Aim of the exercise:
What follows is a set of records, each of which is to be written out exactly.

Information supplied:
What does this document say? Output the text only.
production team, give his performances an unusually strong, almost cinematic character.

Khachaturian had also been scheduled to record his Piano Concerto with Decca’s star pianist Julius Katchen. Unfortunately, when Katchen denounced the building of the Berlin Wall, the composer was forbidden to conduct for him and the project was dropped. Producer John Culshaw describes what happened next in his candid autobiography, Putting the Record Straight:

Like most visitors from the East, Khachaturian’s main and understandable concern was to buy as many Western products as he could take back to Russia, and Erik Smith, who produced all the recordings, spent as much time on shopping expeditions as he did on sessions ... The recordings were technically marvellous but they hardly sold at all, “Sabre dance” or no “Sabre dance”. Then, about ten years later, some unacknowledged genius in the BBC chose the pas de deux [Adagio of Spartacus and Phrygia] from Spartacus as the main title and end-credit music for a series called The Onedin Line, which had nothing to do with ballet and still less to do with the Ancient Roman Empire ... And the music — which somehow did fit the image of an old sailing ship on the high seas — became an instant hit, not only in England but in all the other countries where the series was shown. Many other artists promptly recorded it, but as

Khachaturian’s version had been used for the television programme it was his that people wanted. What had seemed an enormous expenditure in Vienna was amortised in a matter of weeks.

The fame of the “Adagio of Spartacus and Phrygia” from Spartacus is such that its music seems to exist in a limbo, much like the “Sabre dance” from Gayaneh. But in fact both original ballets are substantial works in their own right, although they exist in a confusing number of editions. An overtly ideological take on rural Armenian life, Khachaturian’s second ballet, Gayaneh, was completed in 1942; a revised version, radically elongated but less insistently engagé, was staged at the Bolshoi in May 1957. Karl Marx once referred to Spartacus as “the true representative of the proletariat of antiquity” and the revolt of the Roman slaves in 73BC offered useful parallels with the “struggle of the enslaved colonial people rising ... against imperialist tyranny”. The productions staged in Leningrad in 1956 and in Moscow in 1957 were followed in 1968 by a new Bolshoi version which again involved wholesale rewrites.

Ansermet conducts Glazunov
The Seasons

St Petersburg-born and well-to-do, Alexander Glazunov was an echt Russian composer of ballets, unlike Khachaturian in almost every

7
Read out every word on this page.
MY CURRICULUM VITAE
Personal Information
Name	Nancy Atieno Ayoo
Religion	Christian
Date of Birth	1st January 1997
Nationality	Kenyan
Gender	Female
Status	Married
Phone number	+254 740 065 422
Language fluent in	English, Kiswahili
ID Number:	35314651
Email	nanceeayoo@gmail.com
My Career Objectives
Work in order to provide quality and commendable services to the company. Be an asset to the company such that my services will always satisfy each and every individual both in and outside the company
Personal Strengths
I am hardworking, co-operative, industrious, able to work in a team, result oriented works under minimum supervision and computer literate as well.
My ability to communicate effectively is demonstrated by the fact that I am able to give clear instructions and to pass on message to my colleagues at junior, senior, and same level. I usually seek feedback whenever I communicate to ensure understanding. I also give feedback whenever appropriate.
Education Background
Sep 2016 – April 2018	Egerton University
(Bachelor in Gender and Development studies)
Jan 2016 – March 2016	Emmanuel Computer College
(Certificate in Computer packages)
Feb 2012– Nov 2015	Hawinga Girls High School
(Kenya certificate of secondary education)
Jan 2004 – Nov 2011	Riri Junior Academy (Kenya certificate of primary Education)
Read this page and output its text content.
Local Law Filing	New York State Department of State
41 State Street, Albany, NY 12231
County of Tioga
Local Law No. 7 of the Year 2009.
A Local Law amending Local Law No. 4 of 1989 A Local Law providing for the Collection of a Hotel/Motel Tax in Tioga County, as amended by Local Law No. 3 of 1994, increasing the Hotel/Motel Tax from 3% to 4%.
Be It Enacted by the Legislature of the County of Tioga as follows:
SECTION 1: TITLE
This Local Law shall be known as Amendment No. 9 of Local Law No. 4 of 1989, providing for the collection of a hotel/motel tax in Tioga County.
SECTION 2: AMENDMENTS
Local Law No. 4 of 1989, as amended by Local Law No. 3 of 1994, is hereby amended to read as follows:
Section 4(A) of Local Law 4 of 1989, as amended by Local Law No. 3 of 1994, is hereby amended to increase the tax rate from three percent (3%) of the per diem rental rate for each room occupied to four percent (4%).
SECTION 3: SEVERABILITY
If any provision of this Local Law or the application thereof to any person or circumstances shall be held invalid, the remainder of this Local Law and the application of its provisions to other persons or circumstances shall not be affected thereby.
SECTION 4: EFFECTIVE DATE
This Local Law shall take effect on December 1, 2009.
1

Correct response:
What does this document say? Output the text only.
production team, give his performances an unusually strong, almost cinematic character.

Khachaturian had also been scheduled to record his Piano Concerto with Decca’s star pianist Julius Katchen. Unfortunately, when Katchen denounced the building of the Berlin Wall, the composer was forbidden to conduct for him and the project was dropped. Producer John Culshaw describes what happened next in his candid autobiography, Putting the Record Straight:

Like most visitors from the East, Khachaturian’s main and understandable concern was to buy as many Western products as he could take back to Russia, and Erik Smith, who produced all the recordings, spent as much time on shopping expeditions as he did on sessions ... The recordings were technically marvellous but they hardly sold at all, “Sabre dance” or no “Sabre dance”. Then, about ten years later, some unacknowledged genius in the BBC chose the pas de deux [Adagio of Spartacus and Phrygia] from Spartacus as the main title and end-credit music for a series called The Onedin Line, which had nothing to do with ballet and still less to do with the Ancient Roman Empire ... And the music — which somehow did fit the image of an old sailing ship on the high seas — became an instant hit, not only in England but in all the other countries where the series was shown. Many other artists promptly recorded it, but as

Khachaturian’s version had been used for the television programme it was his that people wanted. What had seemed an enormous expenditure in Vienna was amortised in a matter of weeks.

The fame of the “Adagio of Spartacus and Phrygia” from Spartacus is such that its music seems to exist in a limbo, much like the “Sabre dance” from Gayaneh. But in fact both original ballets are substantial works in their own right, although they exist in a confusing number of editions. An overtly ideological take on rural Armenian life, Khachaturian’s second ballet, Gayaneh, was completed in 1942; a revised version, radically elongated but less insistently engagé, was staged at the Bolshoi in May 1957. Karl Marx once referred to Spartacus as “the true representative of the proletariat of antiquity” and the revolt of the Roman slaves in 73BC offered useful parallels with the “struggle of the enslaved colonial people rising ... against imperialist tyranny”. The productions staged in Leningrad in 1956 and in Moscow in 1957 were followed in 1968 by a new Bolshoi version which again involved wholesale rewrites.

Ansermet conducts Glazunov
The Seasons

St Petersburg-born and well-to-do, Alexander Glazunov was an echt Russian composer of ballets, unlike Khachaturian in almost every

7
Read out every word on this page.
MY CURRICULUM VITAE
Personal Information
Name	Nancy Atieno Ayoo
Religion	Christian
Date of Birth	1st January 1997
Nationality	Kenyan
Gender	Female
Status	Married
Phone number	+254 740 065 422
Language fluent in	English, Kiswahili
ID Number:	35314651
Email	nanceeayoo@gmail.com
My Career Objectives
Work in order to provide quality and commendable services to the company. Be an asset to the company such that my services will always satisfy each and every individual both in and outside the company
Personal Strengths
I am hardworking, co-operative, industrious, able to work in a team, result oriented works under minimum supervision and computer literate as well.
My ability to communicate effectively is demonstrated by the fact that I am able to give clear instructions and to pass on message to my colleagues at junior, senior, and same level. I usually seek feedback whenever I communicate to ensure understanding. I also give feedback whenever appropriate.
Education Background
Sep 2016 – April 2018	Egerton University
(Bachelor in Gender and Development studies)
Jan 2016 – March 2016	Emmanuel Computer College
(Certificate in Computer packages)
Feb 2012– Nov 2015	Hawinga Girls High School
(Kenya certificate of secondary education)
Jan 2004 – Nov 2011	Riri Junior Academy (Kenya certificate of primary Education)
Read this page and output its text content.
Local Law Filing	New York State Department of State
41 State Street, Albany, NY 12231
County of Tioga
Local Law No. 7 of the Year 2009.
A Local Law amending Local Law No. 4 of 1989 A Local Law providing for the Collection of a Hotel/Motel Tax in Tioga County, as amended by Local Law No. 3 of 1994, increasing the Hotel/Motel Tax from 3% to 4%.
Be It Enacted by the Legislature of the County of Tioga as follows:
SECTION 1: TITLE
This Local Law shall be known as Amendment No. 9 of Local Law No. 4 of 1989, providing for the collection of a hotel/motel tax in Tioga County.
SECTION 2: AMENDMENTS
Local Law No. 4 of 1989, as amended by Local Law No. 3 of 1994, is hereby amended to read as follows:
Section 4(A) of Local Law 4 of 1989, as amended by Local Law No. 3 of 1994, is hereby amended to increase the tax rate from three percent (3%) of the per diem rental rate for each room occupied to four percent (4%).
SECTION 3: SEVERABILITY
If any provision of this Local Law or the application thereof to any person or circumstances shall be held invalid, the remainder of this Local Law and the application of its provisions to other persons or circumstances shall not be affected thereby.
SECTION 4: EFFECTIVE DATE
This Local Law shall take effect on December 1, 2009.
1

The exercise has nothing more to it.